====== Text to read

Welcome to this week’s round of Welcome to the Insta-hood. Where I interview fascinating and interesting people and their accounts. This week I interviewed IG: @tonytrigilio
1. Tell me a little about yourself.
” I’m a poet, scholar, editor and musician. I grew up in Erie, Pennsylvania, a small rust belt city, and I’ve lived most of my life in Boston and Chicago. I teach Creative Writing and Literature courses at Columbia College Chicago. As a writer, I’m drawn to subject matter that explores obsessive, anxious states of consciousness, such as the newest book in my ongoing Dark Shadows project and recent poems I’ve published on the Betty and Barney Hill alien abduction case.”
2. Can talk about your latest book you wrote?

============
====== Information shown

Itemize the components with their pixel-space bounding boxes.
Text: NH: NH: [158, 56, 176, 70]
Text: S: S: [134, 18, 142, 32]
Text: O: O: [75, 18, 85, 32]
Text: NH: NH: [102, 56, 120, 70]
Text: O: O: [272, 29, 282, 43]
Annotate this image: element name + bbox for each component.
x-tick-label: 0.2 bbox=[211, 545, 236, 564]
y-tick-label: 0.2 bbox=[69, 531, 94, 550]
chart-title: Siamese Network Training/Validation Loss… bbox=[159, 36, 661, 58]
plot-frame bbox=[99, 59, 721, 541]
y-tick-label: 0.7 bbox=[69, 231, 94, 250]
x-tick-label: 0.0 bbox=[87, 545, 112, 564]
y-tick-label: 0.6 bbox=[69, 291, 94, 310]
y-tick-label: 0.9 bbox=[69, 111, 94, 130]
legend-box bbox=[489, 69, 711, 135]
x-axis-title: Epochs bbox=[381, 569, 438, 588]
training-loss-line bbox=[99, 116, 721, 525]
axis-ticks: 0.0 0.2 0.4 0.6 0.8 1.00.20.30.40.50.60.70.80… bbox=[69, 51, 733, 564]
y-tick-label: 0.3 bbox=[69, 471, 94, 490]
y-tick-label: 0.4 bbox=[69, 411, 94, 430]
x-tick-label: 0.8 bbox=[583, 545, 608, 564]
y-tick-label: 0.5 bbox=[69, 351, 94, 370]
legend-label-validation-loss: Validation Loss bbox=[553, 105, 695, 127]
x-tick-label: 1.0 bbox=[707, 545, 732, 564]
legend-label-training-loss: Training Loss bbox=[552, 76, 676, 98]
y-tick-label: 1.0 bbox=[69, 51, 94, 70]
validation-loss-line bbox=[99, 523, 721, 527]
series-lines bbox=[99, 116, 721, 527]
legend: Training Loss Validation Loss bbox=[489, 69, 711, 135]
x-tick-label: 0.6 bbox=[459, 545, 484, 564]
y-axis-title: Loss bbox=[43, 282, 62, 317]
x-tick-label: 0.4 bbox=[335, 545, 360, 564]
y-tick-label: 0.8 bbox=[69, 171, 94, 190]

============

-- Task objective --
Please translate this sentence from the interview into Spanish: "I teach Creative Writing and Literature courses at Columbia College Chicago." The records don't figure in this.

-- Response for this exercise --
Imparto cursos de Escritura Creativa y Literatura en Columbia College Chicago.